(Extracted data entries)
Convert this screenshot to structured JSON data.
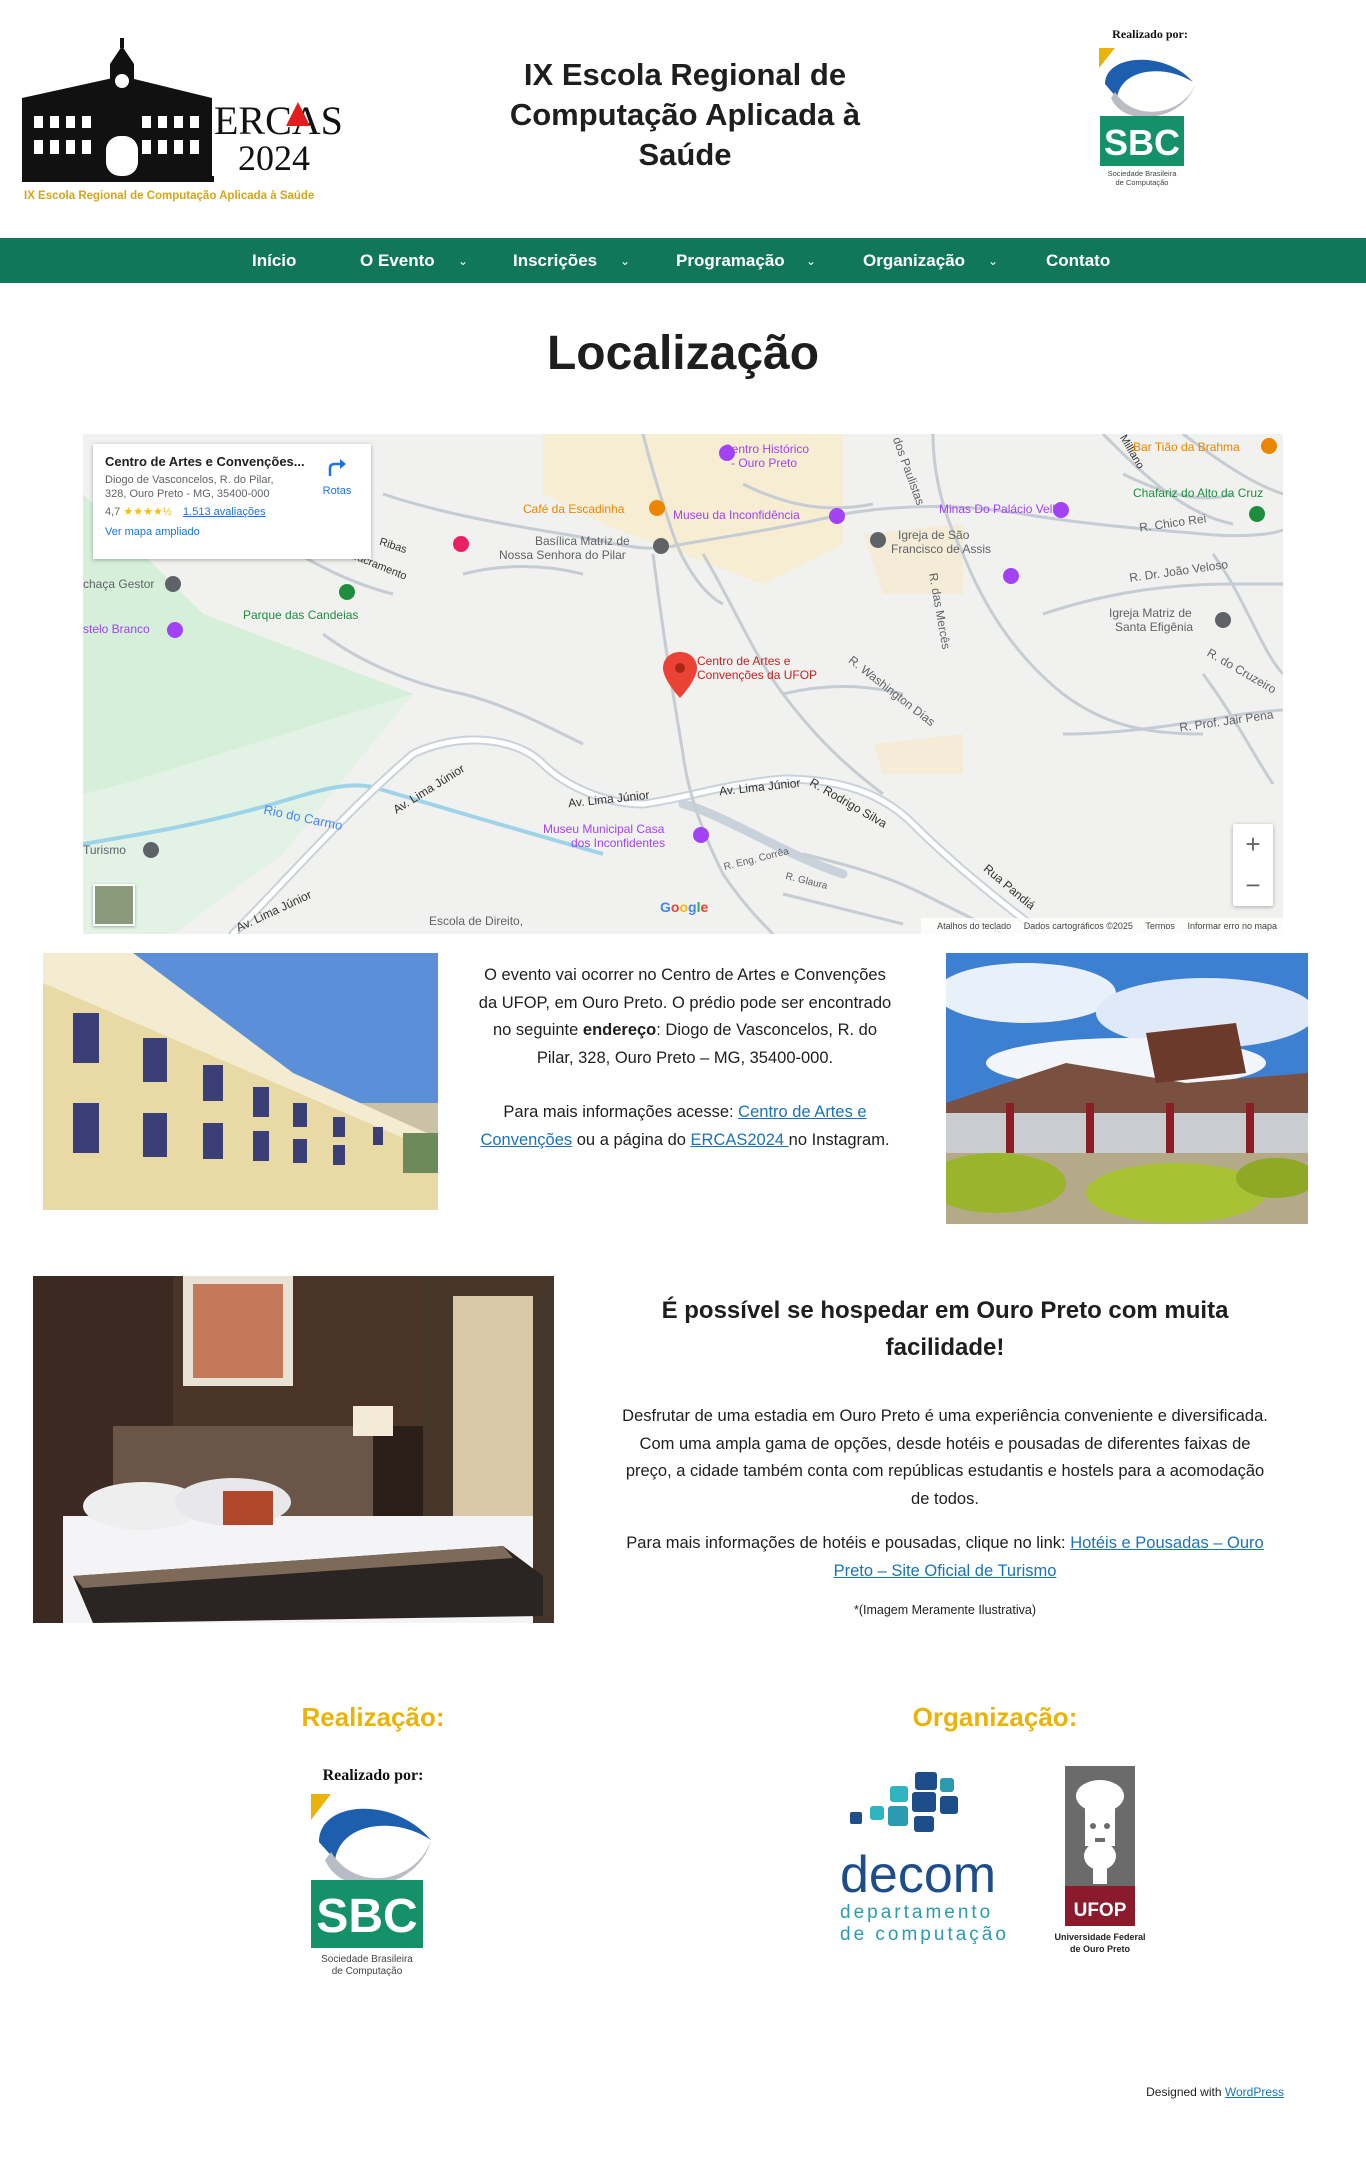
{
  "header": {
    "site_title": "IX Escola Regional de Computação Aplicada à Saúde",
    "logo": {
      "wordmark_line1": "ERCAS",
      "wordmark_line2": "2024",
      "subtitle": "IX Escola Regional de Computação Aplicada à Saúde"
    },
    "sponsor_logo": {
      "realizado": "Realizado por:",
      "acronym": "SBC",
      "name_line1": "Sociedade Brasileira",
      "name_line2": "de Computação"
    }
  },
  "nav": {
    "items": [
      {
        "label": "Início",
        "dropdown": false
      },
      {
        "label": "O Evento",
        "dropdown": true
      },
      {
        "label": "Inscrições",
        "dropdown": true
      },
      {
        "label": "Programação",
        "dropdown": true
      },
      {
        "label": "Organização",
        "dropdown": true
      },
      {
        "label": "Contato",
        "dropdown": false
      }
    ],
    "chevron": "⌄"
  },
  "page": {
    "title": "Localização"
  },
  "map": {
    "card": {
      "title": "Centro de Artes e Convenções...",
      "address": "Diogo de Vasconcelos, R. do Pilar, 328, Ouro Preto - MG, 35400-000",
      "rating": "4,7",
      "stars": "★★★★½",
      "reviews": "1.513 avaliações",
      "larger_map": "Ver mapa ampliado",
      "directions": "Rotas"
    },
    "pin_label_line1": "Centro de Artes e",
    "pin_label_line2": "Convenções da UFOP",
    "labels": {
      "centro_historico_1": "Centro Histórico",
      "centro_historico_2": "- Ouro Preto",
      "bar_tiao": "Bar Tião da Brahma",
      "chafariz": "Chafariz do Alto da Cruz",
      "cafe": "Café da Escadinha",
      "museu_inconf": "Museu da Inconfidência",
      "minas_palacio": "Minas Do Palácio Velho",
      "basilica_1": "Basílica Matriz de",
      "basilica_2": "Nossa Senhora do Pilar",
      "igreja_sao_francisco_1": "Igreja de São",
      "igreja_sao_francisco_2": "Francisco de Assis",
      "chico_rei": "R. Chico Rei",
      "joao_veloso": "R. Dr. João Veloso",
      "cachaca": "chaça Gestor",
      "parque": "Parque das Candeias",
      "castelo": "stelo Branco",
      "santa_efigenia_1": "Igreja Matriz de",
      "santa_efigenia_2": "Santa Efigênia",
      "cruzeiro": "R. do Cruzeiro",
      "washington": "R. Washington Dias",
      "jair_pena": "R. Prof. Jair Pena",
      "merces": "R. das Mercês",
      "paulistas": "dos Paulistas",
      "lima_junior_1": "Av. Lima Júnior",
      "lima_junior_2": "Av. Lima Júnior",
      "lima_junior_3": "Av. Lima Júnior",
      "lima_junior_4": "Av. Lima Júnior",
      "rodrigo_silva": "R. Rodrigo Silva",
      "rio_carmo": "Rio do Carmo",
      "museu_casa_1": "Museu Municipal Casa",
      "museu_casa_2": "dos Inconfidentes",
      "eng_correa": "R. Eng. Corrêa",
      "glaura": "R. Glaura",
      "pandia": "Rua Pandiá",
      "turismo": "Turismo",
      "escola_direito": "Escola de Direito,",
      "ribas": "Ribas",
      "sacramento": "Sacramento",
      "milliano": "Milliano"
    },
    "footer": {
      "google": "Google",
      "keyboard": "Atalhos do teclado",
      "data": "Dados cartográficos ©2025",
      "terms": "Termos",
      "report": "Informar erro no mapa"
    },
    "zoom_in": "+",
    "zoom_out": "−"
  },
  "location": {
    "p1_a": "O evento vai ocorrer no Centro de Artes e Convenções da UFOP, em Ouro Preto. O prédio pode ser encontrado no seguinte ",
    "p1_bold": "endereço",
    "p1_b": ": Diogo de Vasconcelos, R. do Pilar, 328, Ouro Preto – MG, 35400-000.",
    "p2_a": "Para mais informações acesse: ",
    "p2_link1": "Centro de Artes e Convenções",
    "p2_b": " ou a página do ",
    "p2_link2": "ERCAS2024 ",
    "p2_c": "no Instagram."
  },
  "hotel": {
    "heading": "É possível se hospedar em Ouro Preto com muita facilidade!",
    "p1": "Desfrutar de uma estadia em Ouro Preto é uma experiência conveniente e diversificada. Com uma ampla gama de opções, desde hotéis e pousadas de diferentes faixas de preço, a cidade também conta com repúblicas estudantis e hostels para a acomodação de todos.",
    "p2_a": "Para mais informações de hotéis e pousadas, clique no link: ",
    "p2_link": "Hotéis e Pousadas – Ouro Preto – Site Oficial de Turismo",
    "note": "*(Imagem Meramente Ilustrativa)"
  },
  "footer": {
    "realizacao": "Realização:",
    "organizacao": "Organização:",
    "decom_big": "decom",
    "decom_l1": "departamento",
    "decom_l2": "de computação",
    "ufop": "UFOP",
    "ufop_l1": "Universidade Federal",
    "ufop_l2": "de Ouro Preto",
    "credits_a": "Designed with ",
    "credits_link": "WordPress"
  },
  "colors": {
    "nav": "#10775d",
    "footer_heading": "#eab308",
    "link": "#1a73b8"
  }
}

§ **Exercise**
Using the records above, retype everything exactly except the pictures.

§ **Solution to this problem**
Convert this screenshot to structured JSON data.
{
  "header": {
    "site_title": "IX Escola Regional de Computação Aplicada à Saúde",
    "logo": {
      "wordmark_line1": "ERCAS",
      "wordmark_line2": "2024",
      "subtitle": "IX Escola Regional de Computação Aplicada à Saúde"
    },
    "sponsor_logo": {
      "realizado": "Realizado por:",
      "acronym": "SBC",
      "name_line1": "Sociedade Brasileira",
      "name_line2": "de Computação"
    }
  },
  "nav": {
    "items": [
      {
        "label": "Início",
        "dropdown": false
      },
      {
        "label": "O Evento",
        "dropdown": true
      },
      {
        "label": "Inscrições",
        "dropdown": true
      },
      {
        "label": "Programação",
        "dropdown": true
      },
      {
        "label": "Organização",
        "dropdown": true
      },
      {
        "label": "Contato",
        "dropdown": false
      }
    ],
    "chevron": "⌄"
  },
  "page": {
    "title": "Localização"
  },
  "map": {
    "card": {
      "title": "Centro de Artes e Convenções...",
      "address": "Diogo de Vasconcelos, R. do Pilar, 328, Ouro Preto - MG, 35400-000",
      "rating": "4,7",
      "stars": "★★★★½",
      "reviews": "1.513 avaliações",
      "larger_map": "Ver mapa ampliado",
      "directions": "Rotas"
    },
    "pin_label_line1": "Centro de Artes e",
    "pin_label_line2": "Convenções da UFOP",
    "labels": {
      "centro_historico_1": "Centro Histórico",
      "centro_historico_2": "- Ouro Preto",
      "bar_tiao": "Bar Tião da Brahma",
      "chafariz": "Chafariz do Alto da Cruz",
      "cafe": "Café da Escadinha",
      "museu_inconf": "Museu da Inconfidência",
      "minas_palacio": "Minas Do Palácio Velho",
      "basilica_1": "Basílica Matriz de",
      "basilica_2": "Nossa Senhora do Pilar",
      "igreja_sao_francisco_1": "Igreja de São",
      "igreja_sao_francisco_2": "Francisco de Assis",
      "chico_rei": "R. Chico Rei",
      "joao_veloso": "R. Dr. João Veloso",
      "cachaca": "chaça Gestor",
      "parque": "Parque das Candeias",
      "castelo": "stelo Branco",
      "santa_efigenia_1": "Igreja Matriz de",
      "santa_efigenia_2": "Santa Efigênia",
      "cruzeiro": "R. do Cruzeiro",
      "washington": "R. Washington Dias",
      "jair_pena": "R. Prof. Jair Pena",
      "merces": "R. das Mercês",
      "paulistas": "dos Paulistas",
      "lima_junior_1": "Av. Lima Júnior",
      "lima_junior_2": "Av. Lima Júnior",
      "lima_junior_3": "Av. Lima Júnior",
      "lima_junior_4": "Av. Lima Júnior",
      "rodrigo_silva": "R. Rodrigo Silva",
      "rio_carmo": "Rio do Carmo",
      "museu_casa_1": "Museu Municipal Casa",
      "museu_casa_2": "dos Inconfidentes",
      "eng_correa": "R. Eng. Corrêa",
      "glaura": "R. Glaura",
      "pandia": "Rua Pandiá",
      "turismo": "Turismo",
      "escola_direito": "Escola de Direito,",
      "ribas": "Ribas",
      "sacramento": "Sacramento",
      "milliano": "Milliano"
    },
    "footer": {
      "google": "Google",
      "keyboard": "Atalhos do teclado",
      "data": "Dados cartográficos ©2025",
      "terms": "Termos",
      "report": "Informar erro no mapa"
    },
    "zoom_in": "+",
    "zoom_out": "−"
  },
  "location": {
    "p1_a": "O evento vai ocorrer no Centro de Artes e Convenções da UFOP, em Ouro Preto. O prédio pode ser encontrado no seguinte ",
    "p1_bold": "endereço",
    "p1_b": ": Diogo de Vasconcelos, R. do Pilar, 328, Ouro Preto – MG, 35400-000.",
    "p2_a": "Para mais informações acesse: ",
    "p2_link1": "Centro de Artes e Convenções",
    "p2_b": " ou a página do ",
    "p2_link2": "ERCAS2024 ",
    "p2_c": "no Instagram."
  },
  "hotel": {
    "heading": "É possível se hospedar em Ouro Preto com muita facilidade!",
    "p1": "Desfrutar de uma estadia em Ouro Preto é uma experiência conveniente e diversificada. Com uma ampla gama de opções, desde hotéis e pousadas de diferentes faixas de preço, a cidade também conta com repúblicas estudantis e hostels para a acomodação de todos.",
    "p2_a": "Para mais informações de hotéis e pousadas, clique no link: ",
    "p2_link": "Hotéis e Pousadas – Ouro Preto – Site Oficial de Turismo",
    "note": "*(Imagem Meramente Ilustrativa)"
  },
  "footer": {
    "realizacao": "Realização:",
    "organizacao": "Organização:",
    "decom_big": "decom",
    "decom_l1": "departamento",
    "decom_l2": "de computação",
    "ufop": "UFOP",
    "ufop_l1": "Universidade Federal",
    "ufop_l2": "de Ouro Preto",
    "credits_a": "Designed with ",
    "credits_link": "WordPress"
  },
  "colors": {
    "nav": "#10775d",
    "footer_heading": "#eab308",
    "link": "#1a73b8"
  }
}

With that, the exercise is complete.